Type out the material below exactly.

==*==

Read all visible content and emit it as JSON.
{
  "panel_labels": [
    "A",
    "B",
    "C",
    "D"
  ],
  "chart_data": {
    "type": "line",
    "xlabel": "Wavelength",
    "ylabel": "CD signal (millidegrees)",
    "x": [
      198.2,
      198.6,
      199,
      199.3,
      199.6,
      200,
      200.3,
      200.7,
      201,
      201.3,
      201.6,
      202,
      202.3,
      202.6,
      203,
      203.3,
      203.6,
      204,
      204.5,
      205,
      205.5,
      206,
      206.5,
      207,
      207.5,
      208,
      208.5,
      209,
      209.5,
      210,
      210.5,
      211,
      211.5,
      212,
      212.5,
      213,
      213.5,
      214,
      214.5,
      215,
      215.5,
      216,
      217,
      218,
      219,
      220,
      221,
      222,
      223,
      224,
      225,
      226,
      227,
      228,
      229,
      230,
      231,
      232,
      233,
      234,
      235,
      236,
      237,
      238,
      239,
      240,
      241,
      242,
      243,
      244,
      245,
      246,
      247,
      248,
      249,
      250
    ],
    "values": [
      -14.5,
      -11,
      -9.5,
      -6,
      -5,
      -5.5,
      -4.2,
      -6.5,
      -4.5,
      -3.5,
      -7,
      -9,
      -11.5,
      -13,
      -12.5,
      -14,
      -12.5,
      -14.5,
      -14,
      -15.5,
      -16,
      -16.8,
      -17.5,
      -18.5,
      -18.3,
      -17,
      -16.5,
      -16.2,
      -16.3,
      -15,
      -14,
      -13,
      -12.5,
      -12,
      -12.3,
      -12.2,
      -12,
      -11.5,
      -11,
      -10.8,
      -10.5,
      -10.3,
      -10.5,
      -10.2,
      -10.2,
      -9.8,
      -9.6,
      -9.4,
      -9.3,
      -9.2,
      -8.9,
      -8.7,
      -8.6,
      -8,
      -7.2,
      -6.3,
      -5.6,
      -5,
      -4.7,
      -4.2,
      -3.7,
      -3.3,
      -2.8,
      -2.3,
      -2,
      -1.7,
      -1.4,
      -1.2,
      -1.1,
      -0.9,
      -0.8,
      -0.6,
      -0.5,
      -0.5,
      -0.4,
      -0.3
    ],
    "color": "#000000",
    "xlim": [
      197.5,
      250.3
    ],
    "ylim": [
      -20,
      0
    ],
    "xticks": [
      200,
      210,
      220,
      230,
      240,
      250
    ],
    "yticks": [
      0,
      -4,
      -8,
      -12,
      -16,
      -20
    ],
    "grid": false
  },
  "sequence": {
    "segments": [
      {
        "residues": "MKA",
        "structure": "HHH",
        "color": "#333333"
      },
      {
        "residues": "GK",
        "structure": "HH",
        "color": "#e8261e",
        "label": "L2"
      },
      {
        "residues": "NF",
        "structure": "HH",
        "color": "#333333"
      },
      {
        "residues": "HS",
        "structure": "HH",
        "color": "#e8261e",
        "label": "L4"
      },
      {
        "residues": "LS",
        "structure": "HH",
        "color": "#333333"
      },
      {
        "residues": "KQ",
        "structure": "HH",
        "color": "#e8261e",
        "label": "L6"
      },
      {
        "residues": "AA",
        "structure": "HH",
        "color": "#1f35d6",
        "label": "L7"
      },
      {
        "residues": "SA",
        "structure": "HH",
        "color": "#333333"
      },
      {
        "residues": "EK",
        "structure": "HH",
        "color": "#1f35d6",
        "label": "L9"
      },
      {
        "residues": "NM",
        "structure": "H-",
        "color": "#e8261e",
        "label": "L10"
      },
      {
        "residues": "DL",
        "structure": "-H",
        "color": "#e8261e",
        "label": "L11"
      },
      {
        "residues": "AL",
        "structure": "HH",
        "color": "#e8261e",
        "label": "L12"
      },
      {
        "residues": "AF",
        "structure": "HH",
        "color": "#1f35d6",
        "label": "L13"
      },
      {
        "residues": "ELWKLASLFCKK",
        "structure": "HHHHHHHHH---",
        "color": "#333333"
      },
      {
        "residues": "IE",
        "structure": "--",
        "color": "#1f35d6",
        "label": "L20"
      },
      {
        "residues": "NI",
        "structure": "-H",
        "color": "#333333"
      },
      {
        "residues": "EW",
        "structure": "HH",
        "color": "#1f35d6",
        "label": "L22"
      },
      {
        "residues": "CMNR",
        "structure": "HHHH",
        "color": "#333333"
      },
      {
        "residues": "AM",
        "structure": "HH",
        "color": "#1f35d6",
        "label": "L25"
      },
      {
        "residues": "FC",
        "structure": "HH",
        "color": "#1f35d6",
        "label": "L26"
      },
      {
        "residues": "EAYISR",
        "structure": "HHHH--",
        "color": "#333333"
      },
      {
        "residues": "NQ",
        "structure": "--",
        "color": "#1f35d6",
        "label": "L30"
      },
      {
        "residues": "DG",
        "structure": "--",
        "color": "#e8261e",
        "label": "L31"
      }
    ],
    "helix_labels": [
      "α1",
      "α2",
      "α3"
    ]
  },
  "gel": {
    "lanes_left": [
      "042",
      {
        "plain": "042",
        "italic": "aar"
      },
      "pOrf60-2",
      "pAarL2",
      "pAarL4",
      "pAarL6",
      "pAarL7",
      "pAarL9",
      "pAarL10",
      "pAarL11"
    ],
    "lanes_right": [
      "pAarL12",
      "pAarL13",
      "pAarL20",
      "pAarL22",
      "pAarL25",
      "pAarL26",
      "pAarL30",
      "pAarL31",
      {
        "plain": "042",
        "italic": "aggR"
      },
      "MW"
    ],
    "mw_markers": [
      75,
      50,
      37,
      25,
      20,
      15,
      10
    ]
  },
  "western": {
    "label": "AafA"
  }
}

==*==

_Written reply_
Read all visible content and emit it as JSON.
{
  "panel_labels": [
    "A",
    "B",
    "C",
    "D"
  ],
  "chart_data": {
    "type": "line",
    "xlabel": "Wavelength",
    "ylabel": "CD signal (millidegrees)",
    "x": [
      198.2,
      198.6,
      199,
      199.3,
      199.6,
      200,
      200.3,
      200.7,
      201,
      201.3,
      201.6,
      202,
      202.3,
      202.6,
      203,
      203.3,
      203.6,
      204,
      204.5,
      205,
      205.5,
      206,
      206.5,
      207,
      207.5,
      208,
      208.5,
      209,
      209.5,
      210,
      210.5,
      211,
      211.5,
      212,
      212.5,
      213,
      213.5,
      214,
      214.5,
      215,
      215.5,
      216,
      217,
      218,
      219,
      220,
      221,
      222,
      223,
      224,
      225,
      226,
      227,
      228,
      229,
      230,
      231,
      232,
      233,
      234,
      235,
      236,
      237,
      238,
      239,
      240,
      241,
      242,
      243,
      244,
      245,
      246,
      247,
      248,
      249,
      250
    ],
    "values": [
      -14.5,
      -11,
      -9.5,
      -6,
      -5,
      -5.5,
      -4.2,
      -6.5,
      -4.5,
      -3.5,
      -7,
      -9,
      -11.5,
      -13,
      -12.5,
      -14,
      -12.5,
      -14.5,
      -14,
      -15.5,
      -16,
      -16.8,
      -17.5,
      -18.5,
      -18.3,
      -17,
      -16.5,
      -16.2,
      -16.3,
      -15,
      -14,
      -13,
      -12.5,
      -12,
      -12.3,
      -12.2,
      -12,
      -11.5,
      -11,
      -10.8,
      -10.5,
      -10.3,
      -10.5,
      -10.2,
      -10.2,
      -9.8,
      -9.6,
      -9.4,
      -9.3,
      -9.2,
      -8.9,
      -8.7,
      -8.6,
      -8,
      -7.2,
      -6.3,
      -5.6,
      -5,
      -4.7,
      -4.2,
      -3.7,
      -3.3,
      -2.8,
      -2.3,
      -2,
      -1.7,
      -1.4,
      -1.2,
      -1.1,
      -0.9,
      -0.8,
      -0.6,
      -0.5,
      -0.5,
      -0.4,
      -0.3
    ],
    "color": "#000000",
    "xlim": [
      197.5,
      250.3
    ],
    "ylim": [
      -20,
      0
    ],
    "xticks": [
      200,
      210,
      220,
      230,
      240,
      250
    ],
    "yticks": [
      0,
      -4,
      -8,
      -12,
      -16,
      -20
    ],
    "grid": false
  },
  "sequence": {
    "segments": [
      {
        "residues": "MKA",
        "structure": "HHH",
        "color": "#333333"
      },
      {
        "residues": "GK",
        "structure": "HH",
        "color": "#e8261e",
        "label": "L2"
      },
      {
        "residues": "NF",
        "structure": "HH",
        "color": "#333333"
      },
      {
        "residues": "HS",
        "structure": "HH",
        "color": "#e8261e",
        "label": "L4"
      },
      {
        "residues": "LS",
        "structure": "HH",
        "color": "#333333"
      },
      {
        "residues": "KQ",
        "structure": "HH",
        "color": "#e8261e",
        "label": "L6"
      },
      {
        "residues": "AA",
        "structure": "HH",
        "color": "#1f35d6",
        "label": "L7"
      },
      {
        "residues": "SA",
        "structure": "HH",
        "color": "#333333"
      },
      {
        "residues": "EK",
        "structure": "HH",
        "color": "#1f35d6",
        "label": "L9"
      },
      {
        "residues": "NM",
        "structure": "H-",
        "color": "#e8261e",
        "label": "L10"
      },
      {
        "residues": "DL",
        "structure": "-H",
        "color": "#e8261e",
        "label": "L11"
      },
      {
        "residues": "AL",
        "structure": "HH",
        "color": "#e8261e",
        "label": "L12"
      },
      {
        "residues": "AF",
        "structure": "HH",
        "color": "#1f35d6",
        "label": "L13"
      },
      {
        "residues": "ELWKLASLFCKK",
        "structure": "HHHHHHHHH---",
        "color": "#333333"
      },
      {
        "residues": "IE",
        "structure": "--",
        "color": "#1f35d6",
        "label": "L20"
      },
      {
        "residues": "NI",
        "structure": "-H",
        "color": "#333333"
      },
      {
        "residues": "EW",
        "structure": "HH",
        "color": "#1f35d6",
        "label": "L22"
      },
      {
        "residues": "CMNR",
        "structure": "HHHH",
        "color": "#333333"
      },
      {
        "residues": "AM",
        "structure": "HH",
        "color": "#1f35d6",
        "label": "L25"
      },
      {
        "residues": "FC",
        "structure": "HH",
        "color": "#1f35d6",
        "label": "L26"
      },
      {
        "residues": "EAYISR",
        "structure": "HHHH--",
        "color": "#333333"
      },
      {
        "residues": "NQ",
        "structure": "--",
        "color": "#1f35d6",
        "label": "L30"
      },
      {
        "residues": "DG",
        "structure": "--",
        "color": "#e8261e",
        "label": "L31"
      }
    ],
    "helix_labels": [
      "α1",
      "α2",
      "α3"
    ]
  },
  "gel": {
    "lanes_left": [
      "042",
      {
        "plain": "042",
        "italic": "aar"
      },
      "pOrf60-2",
      "pAarL2",
      "pAarL4",
      "pAarL6",
      "pAarL7",
      "pAarL9",
      "pAarL10",
      "pAarL11"
    ],
    "lanes_right": [
      "pAarL12",
      "pAarL13",
      "pAarL20",
      "pAarL22",
      "pAarL25",
      "pAarL26",
      "pAarL30",
      "pAarL31",
      {
        "plain": "042",
        "italic": "aggR"
      },
      "MW"
    ],
    "mw_markers": [
      75,
      50,
      37,
      25,
      20,
      15,
      10
    ]
  },
  "western": {
    "label": "AafA"
  }
}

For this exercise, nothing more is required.